◆ **Exercise description**
Every line of the data that contains the string "booster" must be copied.

──────

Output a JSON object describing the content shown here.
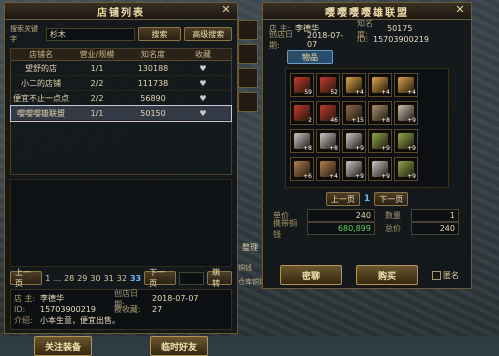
{
  "shop_list": {
    "title": "店铺列表",
    "search_label": "搜索关键字",
    "search_value": "杉木",
    "search_button": "搜索",
    "filter_dropdown": "高级搜索",
    "columns": [
      "店铺名",
      "营业/规模",
      "知名度",
      "收藏"
    ],
    "rows": [
      {
        "name": "望舒的店",
        "scale": "1/1",
        "fame": "130188"
      },
      {
        "name": "小二的店铺",
        "scale": "2/2",
        "fame": "111738"
      },
      {
        "name": "便宜不止一点点",
        "scale": "2/2",
        "fame": "56890"
      },
      {
        "name": "嘤嘤嘤雄联盟",
        "scale": "1/1",
        "fame": "50150"
      }
    ],
    "pagination": {
      "prev": "上一页",
      "pages": [
        "1",
        "...",
        "28",
        "29",
        "30",
        "31",
        "32",
        "33"
      ],
      "current": "33",
      "next": "下一页",
      "jump": "跳转"
    },
    "owner_info": {
      "owner_label": "店 主:",
      "owner_value": "李德华",
      "created_label": "创店日期:",
      "created_value": "2018-07-07",
      "id_label": "ID:",
      "id_value": "15703900219",
      "favorites_label": "被收藏:",
      "favorites_value": "27",
      "intro_label": "介绍:",
      "intro_value": "小本生意，便宜出售。"
    },
    "follow_button": "关注装备",
    "temp_friend_button": "临时好友"
  },
  "shop_detail": {
    "title": "嘤嘤嘤嘤雄联盟",
    "owner_label": "店 主:",
    "owner_value": "李德华",
    "fame_label": "知名度:",
    "fame_value": "50175",
    "created_label": "创店日期:",
    "created_value": "2018-07-07",
    "id_label": "ID:",
    "id_value": "15703900219",
    "tab_items": "物品",
    "items": [
      {
        "color": "#c23a2a",
        "qty": "59"
      },
      {
        "color": "#c23a2a",
        "qty": "52"
      },
      {
        "color": "#d9a54a",
        "qty": "+4"
      },
      {
        "color": "#d9a54a",
        "qty": "+4"
      },
      {
        "color": "#d9a54a",
        "qty": "+4"
      },
      {
        "color": "#c23a2a",
        "qty": "2"
      },
      {
        "color": "#c23a2a",
        "qty": "46"
      },
      {
        "color": "#8b6a4a",
        "qty": "+15"
      },
      {
        "color": "#a89070",
        "qty": "+8"
      },
      {
        "color": "#c8c0b0",
        "qty": "+9"
      },
      {
        "color": "#c8c8c8",
        "qty": "+8"
      },
      {
        "color": "#c8c8c8",
        "qty": "+8"
      },
      {
        "color": "#c8c8c8",
        "qty": "+9"
      },
      {
        "color": "#8fa84a",
        "qty": "+9"
      },
      {
        "color": "#8fa84a",
        "qty": "+9"
      },
      {
        "color": "#b08050",
        "qty": "+6"
      },
      {
        "color": "#b08050",
        "qty": "+4"
      },
      {
        "color": "#c8c8c8",
        "qty": "+9"
      },
      {
        "color": "#c8c8c8",
        "qty": "+9"
      },
      {
        "color": "#8fa84a",
        "qty": "+9"
      }
    ],
    "prev": "上一页",
    "page": "1",
    "next": "下一页",
    "price_label": "单价",
    "price_value": "240",
    "quantity_label": "数量",
    "quantity_value": "1",
    "owned_label": "携带铜钱",
    "owned_value": "680,899",
    "total_label": "总价",
    "total_value": "240",
    "chat_button": "密聊",
    "buy_button": "购买",
    "anon_label": "匿名"
  },
  "middle_strip": {
    "organize_label": "整理",
    "copper_label": "铜钱",
    "warehouse_label": "仓库铜钱"
  }
}
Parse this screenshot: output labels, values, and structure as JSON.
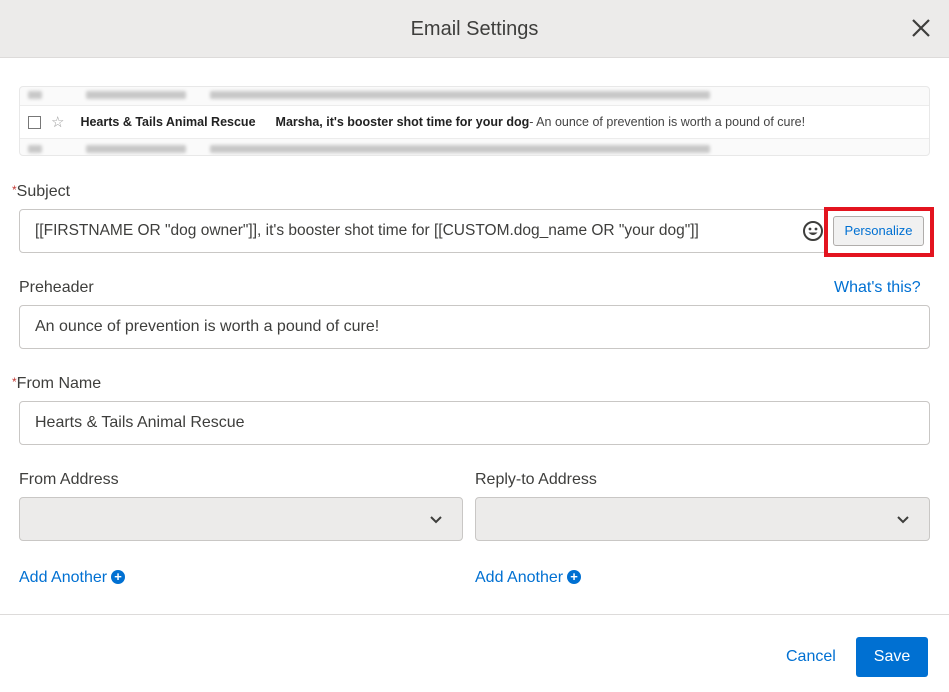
{
  "header": {
    "title": "Email Settings",
    "close_icon": "close-icon"
  },
  "preview": {
    "sender": "Hearts & Tails Animal Rescue",
    "subject": "Marsha, it's booster shot time for your dog",
    "snippet": "- An ounce of prevention is worth a pound of cure!"
  },
  "subject": {
    "label": "Subject",
    "required": "*",
    "value": "[[FIRSTNAME OR \"dog owner\"]], it's booster shot time for [[CUSTOM.dog_name OR \"your dog\"]]",
    "emoji_icon": "smiley-icon",
    "personalize": "Personalize"
  },
  "preheader": {
    "label": "Preheader",
    "help_link": "What's this?",
    "value": "An ounce of prevention is worth a pound of cure!"
  },
  "from_name": {
    "label": "From Name",
    "required": "*",
    "value": "Hearts & Tails Animal Rescue"
  },
  "from_address": {
    "label": "From Address",
    "value": "",
    "add_another": "Add Another"
  },
  "reply_to": {
    "label": "Reply-to Address",
    "value": "",
    "add_another": "Add Another"
  },
  "footer": {
    "cancel": "Cancel",
    "save": "Save"
  },
  "colors": {
    "accent": "#0070d2",
    "highlight": "#e3141f",
    "required": "#c23934"
  }
}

──────

◆ **The solution**
    "subject": "Marsha, it's booster shot time for your dog",
    "value": "[[FIRSTNAME OR \"dog owner\"]], it's booster shot time for [[CUSTOM.dog_name OR \"your dog\"]]",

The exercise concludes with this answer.